• [WORK TO DO] Scan the lines below for the string "center" and report how many lines contain it, giving only the number.
--- start of STORED ROWS ---
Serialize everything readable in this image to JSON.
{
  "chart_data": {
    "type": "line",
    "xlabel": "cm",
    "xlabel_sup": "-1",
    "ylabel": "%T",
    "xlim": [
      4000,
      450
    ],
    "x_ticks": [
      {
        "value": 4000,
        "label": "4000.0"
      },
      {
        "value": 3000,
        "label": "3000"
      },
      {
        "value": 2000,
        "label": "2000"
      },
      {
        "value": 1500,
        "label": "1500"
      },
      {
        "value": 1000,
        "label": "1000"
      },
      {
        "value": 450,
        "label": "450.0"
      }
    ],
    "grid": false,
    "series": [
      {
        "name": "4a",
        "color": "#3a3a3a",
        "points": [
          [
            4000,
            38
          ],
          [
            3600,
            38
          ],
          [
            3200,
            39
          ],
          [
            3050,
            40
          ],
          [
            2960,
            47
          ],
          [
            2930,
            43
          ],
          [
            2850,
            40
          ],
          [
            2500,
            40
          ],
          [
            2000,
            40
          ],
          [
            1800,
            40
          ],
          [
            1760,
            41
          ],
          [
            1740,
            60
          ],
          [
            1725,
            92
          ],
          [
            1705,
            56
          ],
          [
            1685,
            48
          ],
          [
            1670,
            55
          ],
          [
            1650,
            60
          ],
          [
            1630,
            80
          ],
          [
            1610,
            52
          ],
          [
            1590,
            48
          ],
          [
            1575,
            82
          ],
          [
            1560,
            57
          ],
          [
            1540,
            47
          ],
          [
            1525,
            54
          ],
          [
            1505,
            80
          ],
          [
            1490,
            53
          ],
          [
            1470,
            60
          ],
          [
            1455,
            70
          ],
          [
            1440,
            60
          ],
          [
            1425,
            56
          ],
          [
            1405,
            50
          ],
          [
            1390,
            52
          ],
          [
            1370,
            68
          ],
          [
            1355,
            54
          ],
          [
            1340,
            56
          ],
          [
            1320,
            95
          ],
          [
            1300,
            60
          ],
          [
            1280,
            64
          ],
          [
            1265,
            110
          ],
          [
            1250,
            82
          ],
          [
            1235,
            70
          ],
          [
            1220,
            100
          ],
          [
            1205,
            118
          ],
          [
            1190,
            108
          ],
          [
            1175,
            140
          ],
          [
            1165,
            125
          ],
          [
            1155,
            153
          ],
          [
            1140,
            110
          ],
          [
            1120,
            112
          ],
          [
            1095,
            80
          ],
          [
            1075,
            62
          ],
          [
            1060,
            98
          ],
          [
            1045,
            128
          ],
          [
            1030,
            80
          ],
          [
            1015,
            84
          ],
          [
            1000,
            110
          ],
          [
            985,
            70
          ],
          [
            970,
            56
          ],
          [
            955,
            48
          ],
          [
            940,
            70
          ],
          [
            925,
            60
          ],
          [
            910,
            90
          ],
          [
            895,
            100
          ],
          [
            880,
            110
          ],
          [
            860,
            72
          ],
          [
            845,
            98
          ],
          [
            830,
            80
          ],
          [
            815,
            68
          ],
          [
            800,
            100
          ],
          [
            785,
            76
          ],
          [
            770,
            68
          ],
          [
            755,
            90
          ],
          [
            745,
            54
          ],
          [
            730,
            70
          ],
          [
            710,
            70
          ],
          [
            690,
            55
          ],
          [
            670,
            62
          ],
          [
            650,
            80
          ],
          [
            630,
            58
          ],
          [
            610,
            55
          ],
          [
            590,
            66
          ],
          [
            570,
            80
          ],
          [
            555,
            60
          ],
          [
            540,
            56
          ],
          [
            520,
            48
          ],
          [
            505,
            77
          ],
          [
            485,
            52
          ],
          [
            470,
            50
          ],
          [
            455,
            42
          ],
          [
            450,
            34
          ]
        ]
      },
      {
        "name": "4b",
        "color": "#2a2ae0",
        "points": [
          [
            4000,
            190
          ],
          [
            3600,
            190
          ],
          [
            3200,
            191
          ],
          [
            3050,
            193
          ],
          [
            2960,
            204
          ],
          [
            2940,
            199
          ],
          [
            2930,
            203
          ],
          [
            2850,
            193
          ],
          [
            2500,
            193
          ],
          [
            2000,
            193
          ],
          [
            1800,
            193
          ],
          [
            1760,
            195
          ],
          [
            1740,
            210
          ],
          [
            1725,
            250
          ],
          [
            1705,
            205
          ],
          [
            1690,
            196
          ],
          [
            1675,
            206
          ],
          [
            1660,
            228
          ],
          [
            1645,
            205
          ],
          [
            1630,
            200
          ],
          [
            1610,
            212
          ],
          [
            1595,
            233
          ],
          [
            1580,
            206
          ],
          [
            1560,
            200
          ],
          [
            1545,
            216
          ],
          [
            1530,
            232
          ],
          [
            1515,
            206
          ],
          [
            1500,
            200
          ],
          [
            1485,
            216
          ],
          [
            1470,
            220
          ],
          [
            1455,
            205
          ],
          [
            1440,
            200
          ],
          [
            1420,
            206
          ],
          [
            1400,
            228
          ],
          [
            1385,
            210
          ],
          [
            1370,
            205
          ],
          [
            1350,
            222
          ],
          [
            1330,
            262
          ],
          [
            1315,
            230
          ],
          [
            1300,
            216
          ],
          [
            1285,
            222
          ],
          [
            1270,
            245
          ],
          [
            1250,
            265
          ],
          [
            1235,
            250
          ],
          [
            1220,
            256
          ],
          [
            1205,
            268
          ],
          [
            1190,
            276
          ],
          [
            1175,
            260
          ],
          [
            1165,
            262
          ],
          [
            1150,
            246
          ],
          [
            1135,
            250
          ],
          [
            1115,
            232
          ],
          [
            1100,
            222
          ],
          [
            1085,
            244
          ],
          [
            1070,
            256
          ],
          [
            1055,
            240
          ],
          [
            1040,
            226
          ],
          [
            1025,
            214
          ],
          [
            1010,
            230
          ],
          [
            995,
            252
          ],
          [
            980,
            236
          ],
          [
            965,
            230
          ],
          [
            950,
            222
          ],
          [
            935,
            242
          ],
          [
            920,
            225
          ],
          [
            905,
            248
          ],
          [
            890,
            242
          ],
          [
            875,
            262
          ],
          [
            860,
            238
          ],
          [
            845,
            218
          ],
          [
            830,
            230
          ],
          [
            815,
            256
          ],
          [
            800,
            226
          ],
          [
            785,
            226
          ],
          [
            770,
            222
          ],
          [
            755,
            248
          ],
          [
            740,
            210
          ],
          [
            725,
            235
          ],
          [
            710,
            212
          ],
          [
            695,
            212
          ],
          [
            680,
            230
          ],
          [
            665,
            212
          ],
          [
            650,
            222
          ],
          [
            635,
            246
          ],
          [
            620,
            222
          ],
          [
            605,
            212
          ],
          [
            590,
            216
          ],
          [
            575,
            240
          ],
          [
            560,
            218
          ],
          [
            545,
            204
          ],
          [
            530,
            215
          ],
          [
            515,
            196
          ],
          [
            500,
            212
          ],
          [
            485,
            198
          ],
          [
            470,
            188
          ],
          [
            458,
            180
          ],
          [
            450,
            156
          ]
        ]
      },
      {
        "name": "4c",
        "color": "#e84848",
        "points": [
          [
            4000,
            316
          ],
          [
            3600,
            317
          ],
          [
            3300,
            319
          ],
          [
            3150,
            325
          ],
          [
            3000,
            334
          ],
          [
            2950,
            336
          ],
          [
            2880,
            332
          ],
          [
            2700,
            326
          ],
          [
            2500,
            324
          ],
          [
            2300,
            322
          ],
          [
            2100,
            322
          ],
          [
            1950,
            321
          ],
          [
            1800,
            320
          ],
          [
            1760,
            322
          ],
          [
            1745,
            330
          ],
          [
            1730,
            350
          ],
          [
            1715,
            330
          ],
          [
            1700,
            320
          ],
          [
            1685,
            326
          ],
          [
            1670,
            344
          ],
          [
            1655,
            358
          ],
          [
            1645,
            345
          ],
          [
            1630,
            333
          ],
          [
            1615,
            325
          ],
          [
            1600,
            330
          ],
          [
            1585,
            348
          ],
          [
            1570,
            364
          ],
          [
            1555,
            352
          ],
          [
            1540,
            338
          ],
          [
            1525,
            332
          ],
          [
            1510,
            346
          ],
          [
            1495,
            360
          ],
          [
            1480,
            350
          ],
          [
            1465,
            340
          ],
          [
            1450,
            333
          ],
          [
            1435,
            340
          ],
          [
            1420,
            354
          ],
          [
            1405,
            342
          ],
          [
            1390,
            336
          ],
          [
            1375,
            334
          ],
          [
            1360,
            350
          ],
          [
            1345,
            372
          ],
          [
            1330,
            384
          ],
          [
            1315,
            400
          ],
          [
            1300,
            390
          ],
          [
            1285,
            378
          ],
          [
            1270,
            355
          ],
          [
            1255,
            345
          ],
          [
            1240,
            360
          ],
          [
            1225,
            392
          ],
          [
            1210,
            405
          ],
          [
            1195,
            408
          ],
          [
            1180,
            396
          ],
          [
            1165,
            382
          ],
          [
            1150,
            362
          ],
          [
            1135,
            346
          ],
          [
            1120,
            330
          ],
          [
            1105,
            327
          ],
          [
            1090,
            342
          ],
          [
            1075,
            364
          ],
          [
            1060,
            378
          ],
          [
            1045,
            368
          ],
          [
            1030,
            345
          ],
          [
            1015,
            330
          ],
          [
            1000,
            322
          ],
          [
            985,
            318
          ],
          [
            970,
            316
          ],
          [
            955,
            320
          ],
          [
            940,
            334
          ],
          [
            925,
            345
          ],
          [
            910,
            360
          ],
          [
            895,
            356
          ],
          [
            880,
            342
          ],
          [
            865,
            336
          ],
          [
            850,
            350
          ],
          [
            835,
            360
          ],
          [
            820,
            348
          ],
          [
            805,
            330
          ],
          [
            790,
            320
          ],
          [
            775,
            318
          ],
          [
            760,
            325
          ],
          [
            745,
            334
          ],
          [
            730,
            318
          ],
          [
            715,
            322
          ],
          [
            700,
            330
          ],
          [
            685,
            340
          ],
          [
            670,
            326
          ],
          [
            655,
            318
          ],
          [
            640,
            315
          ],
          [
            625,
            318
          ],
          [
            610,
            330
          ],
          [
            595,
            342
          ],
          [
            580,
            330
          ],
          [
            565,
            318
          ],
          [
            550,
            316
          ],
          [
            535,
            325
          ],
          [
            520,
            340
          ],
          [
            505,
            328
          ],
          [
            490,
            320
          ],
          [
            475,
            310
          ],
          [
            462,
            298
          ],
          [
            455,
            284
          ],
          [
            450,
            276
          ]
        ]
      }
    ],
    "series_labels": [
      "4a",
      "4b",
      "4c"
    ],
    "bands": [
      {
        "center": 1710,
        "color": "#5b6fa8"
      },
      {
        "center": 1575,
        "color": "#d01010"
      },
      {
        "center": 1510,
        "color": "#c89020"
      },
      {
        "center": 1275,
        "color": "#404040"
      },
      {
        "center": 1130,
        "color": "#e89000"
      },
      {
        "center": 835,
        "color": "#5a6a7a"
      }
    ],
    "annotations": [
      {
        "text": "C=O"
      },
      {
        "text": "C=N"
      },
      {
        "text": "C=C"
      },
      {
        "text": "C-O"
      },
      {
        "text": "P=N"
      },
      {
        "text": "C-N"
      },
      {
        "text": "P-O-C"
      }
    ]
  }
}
--- end of STORED ROWS ---
• [RIGHT ANSWER] 6